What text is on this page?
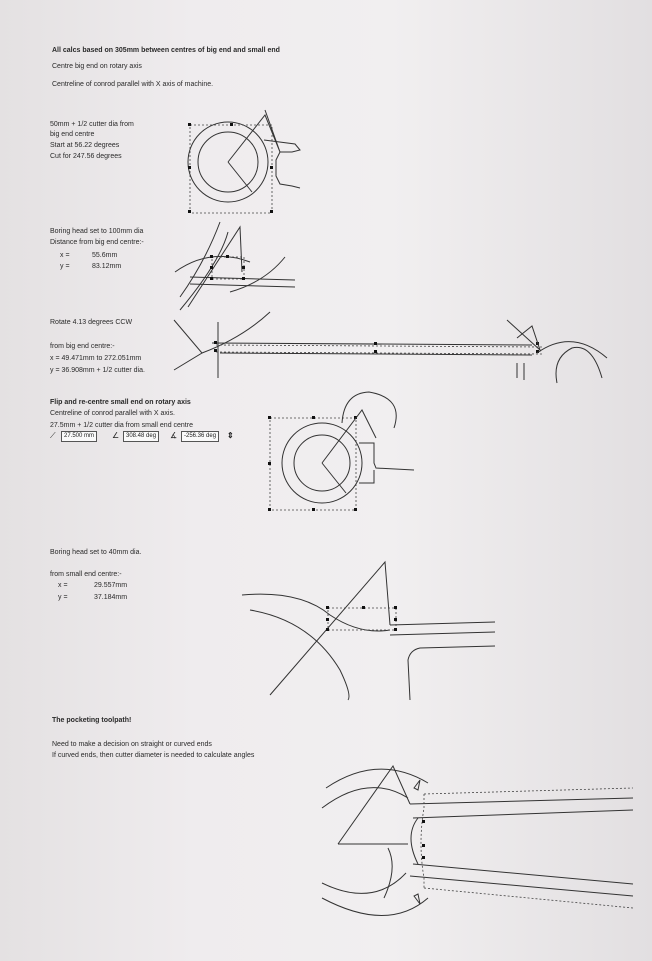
All calcs based on 305mm between centres of big end and small end
Centre big end on rotary axis
Centreline of conrod parallel with X axis of machine.
50mm + 1/2 cutter dia from
big end centre
Start at 56.22 degrees
Cut for 247.56 degrees
Boring head set to 100mm dia
Distance from big end centre:-
x =	55.6mm
y =	83.12mm
Rotate 4.13 degrees CCW
from big end centre:-
x = 49.471mm to 272.051mm
y = 36.908mm + 1/2 cutter dia.
Flip and re-centre small end on rotary axis
Centreline of conrod parallel with X axis.
27.5mm + 1/2 cutter dia from small end centre
⟋	27.500 mm	∠	308.48 deg	∡	-256.36 deg	⇕
Boring head set to 40mm dia.
from small end centre:-
x =	29.557mm
y =	37.184mm
The pocketing toolpath!
Need to make a decision on straight or curved ends
If curved ends, then cutter diameter is needed to calculate angles
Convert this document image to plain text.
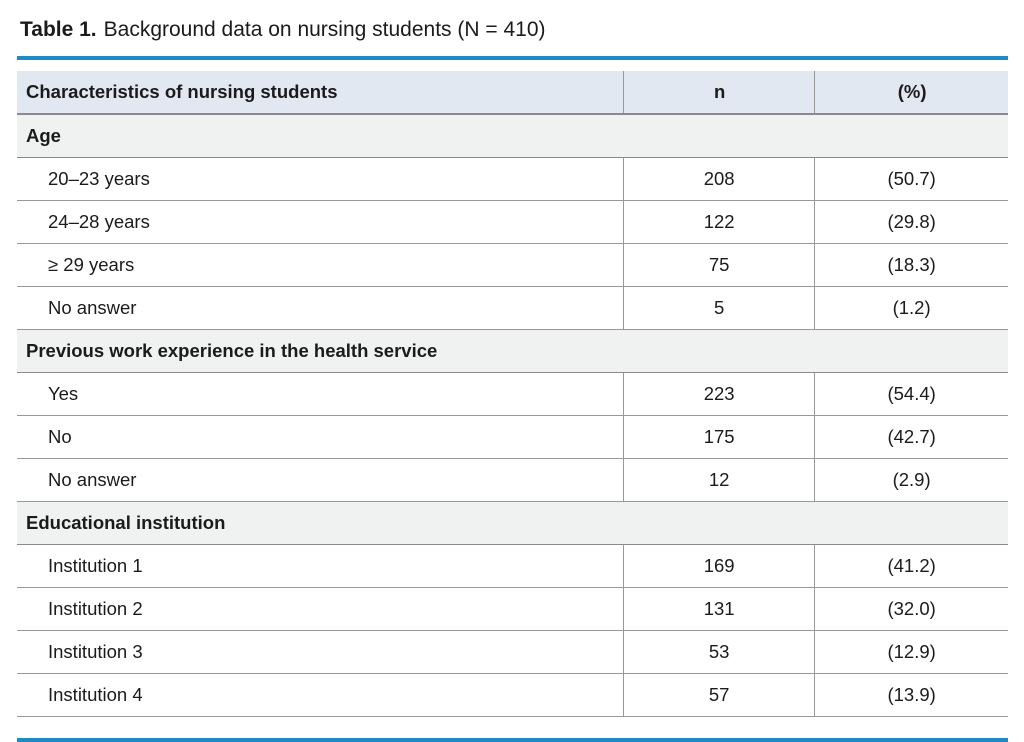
Table 1. Background data on nursing students (N = 410)
Characteristics of nursing students	n	(%)
Age		
20–23 years	208	(50.7)
24–28 years	122	(29.8)
≥ 29 years	75	(18.3)
No answer	5	(1.2)
Previous work experience in the health service		
Yes	223	(54.4)
No	175	(42.7)
No answer	12	(2.9)
Educational institution		
Institution 1	169	(41.2)
Institution 2	131	(32.0)
Institution 3	53	(12.9)
Institution 4	57	(13.9)
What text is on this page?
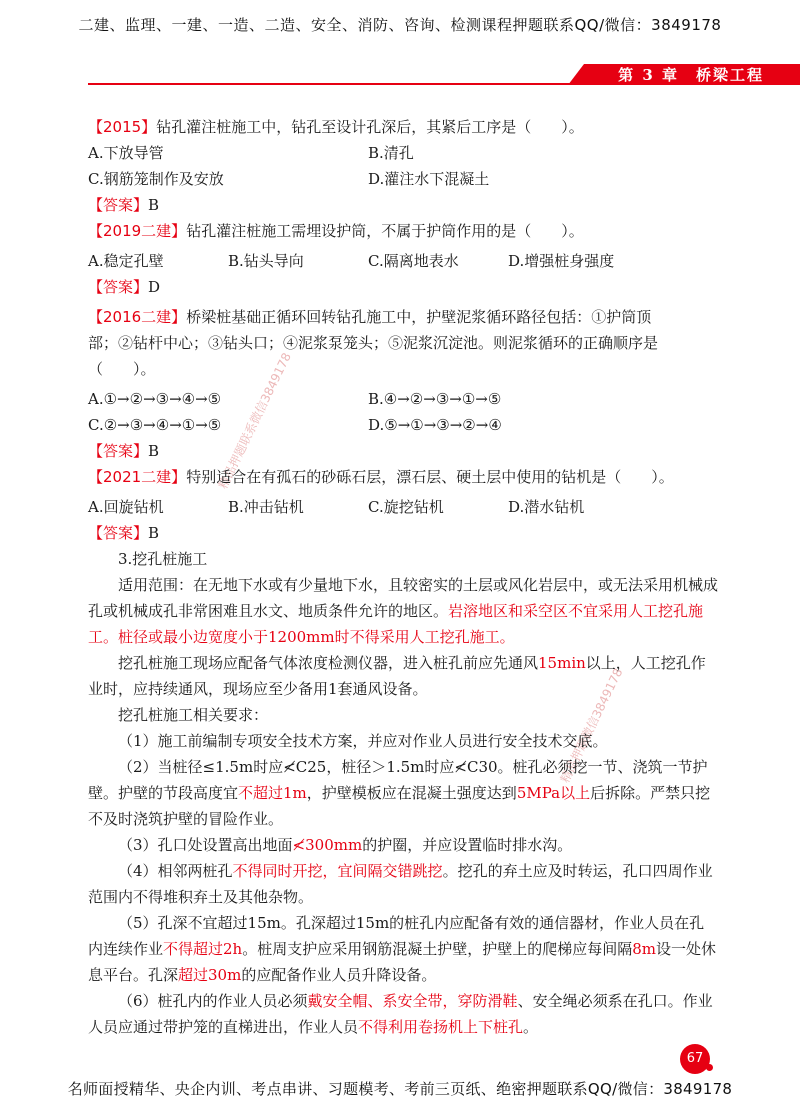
二建、监理、一建、一造、二造、安全、消防、咨询、检测课程押题联系QQ/微信：3849178
第 3 章　桥梁工程
精品押题联系微信3849178
精品押题微信3849178
【2015】钻孔灌注桩施工中，钻孔至设计孔深后，其紧后工序是（　　）。
A.下放导管	B.清孔
C.钢筋笼制作及安放	D.灌注水下混凝土
【答案】B
【2019二建】钻孔灌注桩施工需埋设护筒，不属于护筒作用的是（　　）。
A.稳定孔壁	B.钻头导向	C.隔离地表水	D.增强桩身强度
【答案】D
【2016二建】桥梁桩基础正循环回转钻孔施工中，护壁泥浆循环路径包括：①护筒顶
部；②钻杆中心；③钻头口；④泥浆泵笼头；⑤泥浆沉淀池。则泥浆循环的正确顺序是
（　　）。
A.①→②→③→④→⑤	B.④→②→③→①→⑤
C.②→③→④→①→⑤	D.⑤→①→③→②→④
【答案】B
【2021二建】特别适合在有孤石的砂砾石层，漂石层、硬土层中使用的钻机是（　　）。
A.回旋钻机	B.冲击钻机	C.旋挖钻机	D.潜水钻机
【答案】B
3.挖孔桩施工
适用范围：在无地下水或有少量地下水，且较密实的土层或风化岩层中，或无法采用机械成孔或机械成孔非常困难且水文、地质条件允许的地区。岩溶地区和采空区不宜采用人工挖孔施工。桩径或最小边宽度小于1200mm时不得采用人工挖孔施工。
挖孔桩施工现场应配备气体浓度检测仪器，进入桩孔前应先通风15min以上，人工挖孔作业时，应持续通风，现场应至少备用1套通风设备。
挖孔桩施工相关要求：
（1）施工前编制专项安全技术方案，并应对作业人员进行安全技术交底。
（2）当桩径≤1.5m时应≮C25，桩径＞1.5m时应≮C30。桩孔必须挖一节、浇筑一节护壁。护壁的节段高度宜不超过1m，护壁模板应在混凝土强度达到5MPa以上后拆除。严禁只挖不及时浇筑护壁的冒险作业。
（3）孔口处设置高出地面≮300mm的护圈，并应设置临时排水沟。
（4）相邻两桩孔不得同时开挖，宜间隔交错跳挖。挖孔的弃土应及时转运，孔口四周作业范围内不得堆积弃土及其他杂物。
（5）孔深不宜超过15m。孔深超过15m的桩孔内应配备有效的通信器材，作业人员在孔内连续作业不得超过2h。桩周支护应采用钢筋混凝土护壁，护壁上的爬梯应每间隔8m设一处休息平台。孔深超过30m的应配备作业人员升降设备。
（6）桩孔内的作业人员必须戴安全帽、系安全带，穿防滑鞋、安全绳必须系在孔口。作业人员应通过带护笼的直梯进出，作业人员不得利用卷扬机上下桩孔。
67
名师面授精华、央企内训、考点串讲、习题模考、考前三页纸、绝密押题联系QQ/微信：3849178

----------------

DIRECTIVE: Copy out exactly the lines between the line that contains "Convert this document image to plain text." and the last line of the records, both ends included; leave out every picture.

ANSWER TO THE EXERCISE:
Convert this document image to plain text.
Table 1. Background data on nursing students (N = 410)
Characteristics of nursing students	n	(%)
Age		
20–23 years	208	(50.7)
24–28 years	122	(29.8)
≥ 29 years	75	(18.3)
No answer	5	(1.2)
Previous work experience in the health service		
Yes	223	(54.4)
No	175	(42.7)
No answer	12	(2.9)
Educational institution		
Institution 1	169	(41.2)
Institution 2	131	(32.0)
Institution 3	53	(12.9)
Institution 4	57	(13.9)
What text is on this page?
二建、监理、一建、一造、二造、安全、消防、咨询、检测课程押题联系QQ/微信：3849178
第 3 章　桥梁工程
精品押题联系微信3849178
精品押题微信3849178
【2015】钻孔灌注桩施工中，钻孔至设计孔深后，其紧后工序是（　　）。
A.下放导管	B.清孔
C.钢筋笼制作及安放	D.灌注水下混凝土
【答案】B
【2019二建】钻孔灌注桩施工需埋设护筒，不属于护筒作用的是（　　）。
A.稳定孔壁	B.钻头导向	C.隔离地表水	D.增强桩身强度
【答案】D
【2016二建】桥梁桩基础正循环回转钻孔施工中，护壁泥浆循环路径包括：①护筒顶
部；②钻杆中心；③钻头口；④泥浆泵笼头；⑤泥浆沉淀池。则泥浆循环的正确顺序是
（　　）。
A.①→②→③→④→⑤	B.④→②→③→①→⑤
C.②→③→④→①→⑤	D.⑤→①→③→②→④
【答案】B
【2021二建】特别适合在有孤石的砂砾石层，漂石层、硬土层中使用的钻机是（　　）。
A.回旋钻机	B.冲击钻机	C.旋挖钻机	D.潜水钻机
【答案】B
3.挖孔桩施工
适用范围：在无地下水或有少量地下水，且较密实的土层或风化岩层中，或无法采用机械成孔或机械成孔非常困难且水文、地质条件允许的地区。岩溶地区和采空区不宜采用人工挖孔施工。桩径或最小边宽度小于1200mm时不得采用人工挖孔施工。
挖孔桩施工现场应配备气体浓度检测仪器，进入桩孔前应先通风15min以上，人工挖孔作业时，应持续通风，现场应至少备用1套通风设备。
挖孔桩施工相关要求：
（1）施工前编制专项安全技术方案，并应对作业人员进行安全技术交底。
（2）当桩径≤1.5m时应≮C25，桩径＞1.5m时应≮C30。桩孔必须挖一节、浇筑一节护壁。护壁的节段高度宜不超过1m，护壁模板应在混凝土强度达到5MPa以上后拆除。严禁只挖不及时浇筑护壁的冒险作业。
（3）孔口处设置高出地面≮300mm的护圈，并应设置临时排水沟。
（4）相邻两桩孔不得同时开挖，宜间隔交错跳挖。挖孔的弃土应及时转运，孔口四周作业范围内不得堆积弃土及其他杂物。
（5）孔深不宜超过15m。孔深超过15m的桩孔内应配备有效的通信器材，作业人员在孔内连续作业不得超过2h。桩周支护应采用钢筋混凝土护壁，护壁上的爬梯应每间隔8m设一处休息平台。孔深超过30m的应配备作业人员升降设备。
（6）桩孔内的作业人员必须戴安全帽、系安全带，穿防滑鞋、安全绳必须系在孔口。作业人员应通过带护笼的直梯进出，作业人员不得利用卷扬机上下桩孔。
67
名师面授精华、央企内训、考点串讲、习题模考、考前三页纸、绝密押题联系QQ/微信：3849178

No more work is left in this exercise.